■ Set problem 1 ■
From the neck pumpkin text, return everything from "probably an andes tomato" down to "tastes just fine.", word for word.
■ Set problem 2 ■
Answer the following questions using the neck pumpkin text:
(a) Until what date does the seed promotion run?
(b) Which pest are neck pumpkin plants described as very resistant to?
(c) About how much did the writer's neck pumpkins weigh this year?
■ Set problem 3 ■
Continue the neck pumpkin text, beginning after its final sentence.

■ Reading text ■
....
Neck Pumpkin from Your Small Kitchen Garden

The big squash is a neck pumpkin that grew in my home kitchen garden in 2010. The small squash is a homegrown butternut squash for the sake of comparison. Yes: seeds from that neck pumpkin may reach you by mail in February if you hop over to Your Small Kitchen Garden and sign up according to instructions there.

Your Home Kitchen Garden’s sister blog, Your Small Kitchen Garden is giving away food! Food? OK, it’s giving away seeds from which you can grow food. The promotion started a few days ago and runs until February 13, 2011.

Seeds for Your Home Kitchen Garden

Neck pumpkin, Pennsylvania Dutch Crook Necked Squash, Long-necked squash… get them all through the Small Kitchen Garden giveaway. Actually, these are all names for the same squash. Plants are very resistant to Squash Vine Borer and they produce fruits that resemble butternut squash only generally much larger. In fact, I’ve seen neck pumpkins that weighed more than 20 pounds!

Neck pumpkins are common in central Pennsylvania, but I’ve never seen them in other states. When you buy a neck pumpkin at a Pennsylvania farmers’ market or a farm stand, there’s a pretty good chance the farmer will ask, “Making pie?”

probably an andes tomato from Your Small Kitchen Garden

I pick tomatoes before they ripen. This one is probably an Andes Horn paste tomato. Minimally, it’s an heirloom paste tomato that tastes great raw or cooked. It’s mostly meat, nearly seed-free, and in my experience is hardier than some other popular varieties of tomatoes. Get 20 or more seeds to grow some of your own by visiting Your Small Kitchen Garden and signing up according to instructions there.

I’ve used neck pumpkin in pies, and I’ve also served it in all the ways I serve butternut squash. Butternut squash is a tad smoother and it has a richer flavor, but neck pumpkin tastes just fine.

My neck pumpkins grew to about 12 pounds this year, but the seeds I planted came from a 20 pound behemoth. The giveaway includes enough seeds from one of my neck pumpkins for you to plant at least one hill of squash.
....
Element location data
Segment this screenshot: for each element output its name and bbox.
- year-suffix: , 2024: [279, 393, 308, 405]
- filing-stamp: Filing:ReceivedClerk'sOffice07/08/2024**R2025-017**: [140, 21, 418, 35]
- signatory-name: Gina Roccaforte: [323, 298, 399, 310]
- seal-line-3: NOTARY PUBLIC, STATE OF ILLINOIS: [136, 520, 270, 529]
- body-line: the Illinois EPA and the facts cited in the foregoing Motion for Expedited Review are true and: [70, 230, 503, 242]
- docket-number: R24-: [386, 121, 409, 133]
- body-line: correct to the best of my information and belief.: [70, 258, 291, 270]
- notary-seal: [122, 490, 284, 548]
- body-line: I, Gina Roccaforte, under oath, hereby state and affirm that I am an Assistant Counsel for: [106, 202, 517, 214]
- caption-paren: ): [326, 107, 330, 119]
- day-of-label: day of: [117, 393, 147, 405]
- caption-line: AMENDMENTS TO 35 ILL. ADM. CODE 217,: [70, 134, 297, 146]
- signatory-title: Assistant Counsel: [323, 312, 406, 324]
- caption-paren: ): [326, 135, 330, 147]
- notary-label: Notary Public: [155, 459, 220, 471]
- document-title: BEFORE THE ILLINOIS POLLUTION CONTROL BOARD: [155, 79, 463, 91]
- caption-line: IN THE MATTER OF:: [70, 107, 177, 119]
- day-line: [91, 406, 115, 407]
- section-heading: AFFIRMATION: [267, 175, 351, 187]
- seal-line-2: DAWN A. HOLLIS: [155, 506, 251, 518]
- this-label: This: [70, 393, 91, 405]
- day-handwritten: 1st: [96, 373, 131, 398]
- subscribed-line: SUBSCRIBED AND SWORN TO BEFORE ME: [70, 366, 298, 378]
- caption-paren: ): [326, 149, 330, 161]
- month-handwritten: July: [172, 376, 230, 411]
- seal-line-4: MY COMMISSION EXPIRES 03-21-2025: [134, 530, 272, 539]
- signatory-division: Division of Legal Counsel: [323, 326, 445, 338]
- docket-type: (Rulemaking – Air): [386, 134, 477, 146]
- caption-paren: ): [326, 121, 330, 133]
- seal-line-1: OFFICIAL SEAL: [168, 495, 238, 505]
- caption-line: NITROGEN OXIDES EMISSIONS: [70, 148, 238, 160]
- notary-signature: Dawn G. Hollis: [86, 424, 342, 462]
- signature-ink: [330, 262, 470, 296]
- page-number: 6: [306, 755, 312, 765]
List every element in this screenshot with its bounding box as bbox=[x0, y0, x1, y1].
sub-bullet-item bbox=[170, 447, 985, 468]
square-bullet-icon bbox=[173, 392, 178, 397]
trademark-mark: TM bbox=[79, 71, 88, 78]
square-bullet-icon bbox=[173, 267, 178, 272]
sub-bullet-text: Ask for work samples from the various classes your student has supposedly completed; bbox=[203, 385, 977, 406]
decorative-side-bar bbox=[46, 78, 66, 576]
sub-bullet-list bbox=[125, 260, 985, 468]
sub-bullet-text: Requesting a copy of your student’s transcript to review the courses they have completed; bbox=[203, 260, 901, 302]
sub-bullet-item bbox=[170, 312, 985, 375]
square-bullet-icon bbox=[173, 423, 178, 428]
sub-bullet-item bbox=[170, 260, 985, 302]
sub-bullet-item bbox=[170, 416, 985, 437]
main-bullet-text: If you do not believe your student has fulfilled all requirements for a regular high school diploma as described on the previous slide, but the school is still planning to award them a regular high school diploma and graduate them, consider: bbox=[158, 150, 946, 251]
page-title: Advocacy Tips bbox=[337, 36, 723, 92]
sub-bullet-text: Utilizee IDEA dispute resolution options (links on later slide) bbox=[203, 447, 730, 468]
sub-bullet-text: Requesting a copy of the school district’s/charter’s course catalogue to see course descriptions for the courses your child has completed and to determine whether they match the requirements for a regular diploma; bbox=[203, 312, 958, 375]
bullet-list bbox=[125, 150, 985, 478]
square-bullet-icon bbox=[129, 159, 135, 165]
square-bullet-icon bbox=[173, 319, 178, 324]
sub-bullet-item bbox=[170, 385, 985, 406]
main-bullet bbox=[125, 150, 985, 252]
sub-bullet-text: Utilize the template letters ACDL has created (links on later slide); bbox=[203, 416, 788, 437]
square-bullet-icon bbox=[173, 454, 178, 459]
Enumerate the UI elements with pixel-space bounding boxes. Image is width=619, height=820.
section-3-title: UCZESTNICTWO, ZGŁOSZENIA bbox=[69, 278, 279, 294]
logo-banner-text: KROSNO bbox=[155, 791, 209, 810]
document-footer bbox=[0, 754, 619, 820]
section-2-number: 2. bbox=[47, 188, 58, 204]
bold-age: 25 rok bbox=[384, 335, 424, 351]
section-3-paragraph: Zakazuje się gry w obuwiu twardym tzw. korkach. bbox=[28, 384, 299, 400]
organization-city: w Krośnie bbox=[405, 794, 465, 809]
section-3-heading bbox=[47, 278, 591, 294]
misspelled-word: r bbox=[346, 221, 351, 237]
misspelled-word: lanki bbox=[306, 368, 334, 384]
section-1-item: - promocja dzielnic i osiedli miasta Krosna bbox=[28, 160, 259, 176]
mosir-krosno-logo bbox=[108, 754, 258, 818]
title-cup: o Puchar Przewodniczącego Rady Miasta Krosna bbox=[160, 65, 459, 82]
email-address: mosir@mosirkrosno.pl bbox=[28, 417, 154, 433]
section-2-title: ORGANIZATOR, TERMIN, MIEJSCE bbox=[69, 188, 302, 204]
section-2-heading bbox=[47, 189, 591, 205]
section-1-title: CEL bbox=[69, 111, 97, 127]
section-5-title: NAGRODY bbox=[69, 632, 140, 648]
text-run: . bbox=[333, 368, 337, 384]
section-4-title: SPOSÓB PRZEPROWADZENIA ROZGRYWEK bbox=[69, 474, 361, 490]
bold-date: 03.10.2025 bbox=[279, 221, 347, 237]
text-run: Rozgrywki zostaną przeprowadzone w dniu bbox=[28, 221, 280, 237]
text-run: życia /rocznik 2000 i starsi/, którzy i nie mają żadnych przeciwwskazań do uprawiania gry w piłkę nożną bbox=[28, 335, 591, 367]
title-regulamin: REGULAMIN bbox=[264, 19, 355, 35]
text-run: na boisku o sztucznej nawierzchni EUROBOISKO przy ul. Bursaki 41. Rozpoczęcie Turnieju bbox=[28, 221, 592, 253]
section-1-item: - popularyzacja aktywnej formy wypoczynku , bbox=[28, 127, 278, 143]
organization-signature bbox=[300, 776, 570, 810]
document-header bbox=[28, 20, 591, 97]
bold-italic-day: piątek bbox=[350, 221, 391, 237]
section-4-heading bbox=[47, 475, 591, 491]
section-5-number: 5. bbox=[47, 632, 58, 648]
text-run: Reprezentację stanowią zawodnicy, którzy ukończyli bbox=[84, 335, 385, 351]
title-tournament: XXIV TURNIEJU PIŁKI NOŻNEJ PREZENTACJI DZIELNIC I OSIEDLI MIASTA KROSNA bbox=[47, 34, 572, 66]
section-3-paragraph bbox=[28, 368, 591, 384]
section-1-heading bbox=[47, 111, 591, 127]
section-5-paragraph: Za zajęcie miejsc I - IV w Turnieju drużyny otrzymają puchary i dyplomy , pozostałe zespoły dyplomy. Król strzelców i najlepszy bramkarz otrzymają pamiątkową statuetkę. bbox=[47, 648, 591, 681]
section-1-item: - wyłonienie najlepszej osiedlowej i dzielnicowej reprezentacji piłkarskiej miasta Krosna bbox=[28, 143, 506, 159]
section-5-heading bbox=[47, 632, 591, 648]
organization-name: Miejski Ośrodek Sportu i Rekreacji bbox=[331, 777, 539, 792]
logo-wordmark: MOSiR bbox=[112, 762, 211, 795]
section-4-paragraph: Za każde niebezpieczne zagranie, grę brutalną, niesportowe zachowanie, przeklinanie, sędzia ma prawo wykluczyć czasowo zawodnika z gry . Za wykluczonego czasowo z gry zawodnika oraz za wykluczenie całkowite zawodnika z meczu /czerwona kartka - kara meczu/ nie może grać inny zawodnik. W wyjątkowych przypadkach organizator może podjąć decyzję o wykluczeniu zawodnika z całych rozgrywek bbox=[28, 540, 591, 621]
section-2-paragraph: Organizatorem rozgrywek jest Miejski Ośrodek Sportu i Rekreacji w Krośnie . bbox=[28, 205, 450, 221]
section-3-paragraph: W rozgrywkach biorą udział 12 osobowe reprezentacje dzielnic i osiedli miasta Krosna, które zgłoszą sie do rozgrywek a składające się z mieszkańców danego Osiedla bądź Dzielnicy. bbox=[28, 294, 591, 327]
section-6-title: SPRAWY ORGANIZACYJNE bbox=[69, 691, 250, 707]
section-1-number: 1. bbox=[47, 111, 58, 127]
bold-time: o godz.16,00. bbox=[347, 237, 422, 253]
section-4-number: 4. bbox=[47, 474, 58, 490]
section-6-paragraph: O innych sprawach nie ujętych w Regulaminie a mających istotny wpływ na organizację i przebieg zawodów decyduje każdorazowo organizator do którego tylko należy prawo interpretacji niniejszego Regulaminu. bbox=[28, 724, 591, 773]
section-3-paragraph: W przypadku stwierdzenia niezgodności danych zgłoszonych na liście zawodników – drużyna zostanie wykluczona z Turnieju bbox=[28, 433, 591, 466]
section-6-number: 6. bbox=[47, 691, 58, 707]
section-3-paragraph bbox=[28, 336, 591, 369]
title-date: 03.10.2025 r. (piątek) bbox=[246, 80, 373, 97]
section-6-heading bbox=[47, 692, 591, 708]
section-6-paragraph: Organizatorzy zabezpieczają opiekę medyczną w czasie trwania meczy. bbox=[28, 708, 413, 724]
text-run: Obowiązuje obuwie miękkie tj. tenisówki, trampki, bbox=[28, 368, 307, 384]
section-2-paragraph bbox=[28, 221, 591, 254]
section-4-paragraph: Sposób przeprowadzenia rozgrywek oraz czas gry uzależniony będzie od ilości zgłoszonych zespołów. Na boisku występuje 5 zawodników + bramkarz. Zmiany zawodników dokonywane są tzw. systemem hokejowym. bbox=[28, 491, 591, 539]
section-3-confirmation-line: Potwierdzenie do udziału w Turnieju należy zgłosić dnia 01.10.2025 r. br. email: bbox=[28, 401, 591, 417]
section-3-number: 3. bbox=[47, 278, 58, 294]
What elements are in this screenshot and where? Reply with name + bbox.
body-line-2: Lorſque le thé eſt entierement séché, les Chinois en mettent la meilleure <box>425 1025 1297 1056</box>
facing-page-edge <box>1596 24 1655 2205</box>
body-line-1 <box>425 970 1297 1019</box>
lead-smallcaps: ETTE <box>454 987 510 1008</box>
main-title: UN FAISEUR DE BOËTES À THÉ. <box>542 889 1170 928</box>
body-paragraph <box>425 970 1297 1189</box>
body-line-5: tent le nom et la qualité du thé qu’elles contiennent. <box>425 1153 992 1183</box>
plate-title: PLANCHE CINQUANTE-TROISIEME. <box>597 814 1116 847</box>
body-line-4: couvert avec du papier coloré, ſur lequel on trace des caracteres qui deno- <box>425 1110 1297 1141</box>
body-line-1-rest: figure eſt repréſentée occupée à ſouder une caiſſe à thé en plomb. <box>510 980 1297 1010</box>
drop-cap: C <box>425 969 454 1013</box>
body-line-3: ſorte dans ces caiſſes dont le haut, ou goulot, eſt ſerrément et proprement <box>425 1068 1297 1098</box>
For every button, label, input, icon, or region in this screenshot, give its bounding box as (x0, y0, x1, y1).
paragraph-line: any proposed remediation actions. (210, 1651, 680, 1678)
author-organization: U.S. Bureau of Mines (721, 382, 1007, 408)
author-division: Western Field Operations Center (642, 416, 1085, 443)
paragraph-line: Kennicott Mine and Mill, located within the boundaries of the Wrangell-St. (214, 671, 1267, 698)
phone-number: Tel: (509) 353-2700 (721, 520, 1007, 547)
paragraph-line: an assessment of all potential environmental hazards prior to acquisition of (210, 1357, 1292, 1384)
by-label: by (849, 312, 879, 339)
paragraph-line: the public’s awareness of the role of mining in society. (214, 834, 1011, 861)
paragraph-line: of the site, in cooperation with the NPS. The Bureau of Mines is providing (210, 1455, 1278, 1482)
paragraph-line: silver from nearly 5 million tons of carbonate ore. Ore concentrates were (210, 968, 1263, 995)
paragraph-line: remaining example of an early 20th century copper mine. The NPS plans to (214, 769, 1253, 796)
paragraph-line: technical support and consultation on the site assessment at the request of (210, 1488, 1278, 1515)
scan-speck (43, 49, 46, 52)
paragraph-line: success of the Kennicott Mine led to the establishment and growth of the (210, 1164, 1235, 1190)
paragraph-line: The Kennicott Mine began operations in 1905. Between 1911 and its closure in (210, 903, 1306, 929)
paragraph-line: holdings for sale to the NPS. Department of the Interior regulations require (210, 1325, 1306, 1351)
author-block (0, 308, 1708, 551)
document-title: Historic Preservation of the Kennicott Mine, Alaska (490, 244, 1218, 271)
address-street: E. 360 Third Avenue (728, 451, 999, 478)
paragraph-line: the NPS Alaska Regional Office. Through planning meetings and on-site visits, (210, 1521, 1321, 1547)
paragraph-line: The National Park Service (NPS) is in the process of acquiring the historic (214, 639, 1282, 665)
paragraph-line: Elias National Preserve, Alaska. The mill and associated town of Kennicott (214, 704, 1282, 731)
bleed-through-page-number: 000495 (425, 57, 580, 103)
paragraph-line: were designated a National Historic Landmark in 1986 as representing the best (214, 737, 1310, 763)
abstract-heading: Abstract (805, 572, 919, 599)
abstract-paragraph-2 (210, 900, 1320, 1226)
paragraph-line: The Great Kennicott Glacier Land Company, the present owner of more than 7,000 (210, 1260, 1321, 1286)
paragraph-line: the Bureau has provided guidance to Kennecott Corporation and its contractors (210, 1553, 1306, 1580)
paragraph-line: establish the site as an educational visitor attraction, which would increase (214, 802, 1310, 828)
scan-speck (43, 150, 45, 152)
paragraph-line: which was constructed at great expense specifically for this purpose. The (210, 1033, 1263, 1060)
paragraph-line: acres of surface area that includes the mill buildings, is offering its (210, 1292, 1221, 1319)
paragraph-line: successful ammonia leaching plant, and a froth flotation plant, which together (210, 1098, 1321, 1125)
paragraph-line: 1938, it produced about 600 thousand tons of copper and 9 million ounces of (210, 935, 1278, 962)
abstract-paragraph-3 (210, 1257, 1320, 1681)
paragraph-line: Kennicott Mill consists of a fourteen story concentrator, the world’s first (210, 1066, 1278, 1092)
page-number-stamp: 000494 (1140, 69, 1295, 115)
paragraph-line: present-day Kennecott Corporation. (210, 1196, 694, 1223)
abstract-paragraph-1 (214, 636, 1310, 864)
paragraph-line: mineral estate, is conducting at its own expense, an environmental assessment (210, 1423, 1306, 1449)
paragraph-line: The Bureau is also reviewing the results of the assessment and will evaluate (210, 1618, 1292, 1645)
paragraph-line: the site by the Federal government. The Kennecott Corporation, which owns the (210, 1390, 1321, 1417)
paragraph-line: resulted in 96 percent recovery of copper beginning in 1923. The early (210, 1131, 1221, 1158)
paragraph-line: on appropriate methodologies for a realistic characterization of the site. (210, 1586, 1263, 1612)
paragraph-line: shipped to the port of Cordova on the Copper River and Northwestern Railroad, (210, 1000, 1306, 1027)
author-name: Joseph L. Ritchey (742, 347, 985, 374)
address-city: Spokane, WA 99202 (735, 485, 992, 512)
....
■ Output 1 ■
probably an andes tomato from Your Small Kitchen Garden

I pick tomatoes before they ripen. This one is probably an Andes Horn paste tomato. Minimally, it’s an heirloom paste tomato that tastes great raw or cooked. It’s mostly meat, nearly seed-free, and in my experience is hardier than some other popular varieties of tomatoes. Get 20 or more seeds to grow some of your own by visiting Your Small Kitchen Garden and signing up according to instructions there.

I’ve used neck pumpkin in pies, and I’ve also served it in all the ways I serve butternut squash. Butternut squash is a tad smoother and it has a richer flavor, but neck pumpkin tastes just fine.

■ Output 2 ■
(a) February 13, 2011
(b) Squash Vine Borer
(c) About 12 pounds

■ Output 3 ■
Andes Tomatoes from Your Home Kitchen Garden

Also in this year’s giveaway are seeds from my crop of Andes paste tomatoes. I don’t know for sure that my tomatoes are of the Andes variety, but they match descriptions I’ve read and they look identical to photos of Andes. I started with seeds from some tomatoes a neighbor gave me, and the seeds I’m giving away came from my second year’s harvest.

blue hubbard squash from Your Small Kitchen Garden

Supposedly the model for the alien pods in Invasion of the Body Snatchers, blue hubbard squash can look quite gnarly. I’ll dissect this modest blue hubbard over the weekend so seeds have time to dry out before I mail them in February. You can get some of the seeds from this squash to plant in your kitchen garden. Visit Your Small Kitchen Garden Seed Giveaway to learn how.

I love these tomatoes. They are indeterminate and have performed extremely well in my garden… and they taste terrific.

Blue Hubbarb Squash

The blue Hubbard squash is among the most beautiful of squashes. It’s exotic, and you might even feel that a whole fruit is ugly. However, the meat of a blue Hubbard runs from blue/green toward the skin, to yellow toward the center of the fruit. It’s gorgeous.

The meat is also delicious, having a squashier flavor than butternut; I like blue Hubbard for my pumpkin pies and other baked goods, but it would be terrific mashed, grilled, or baked.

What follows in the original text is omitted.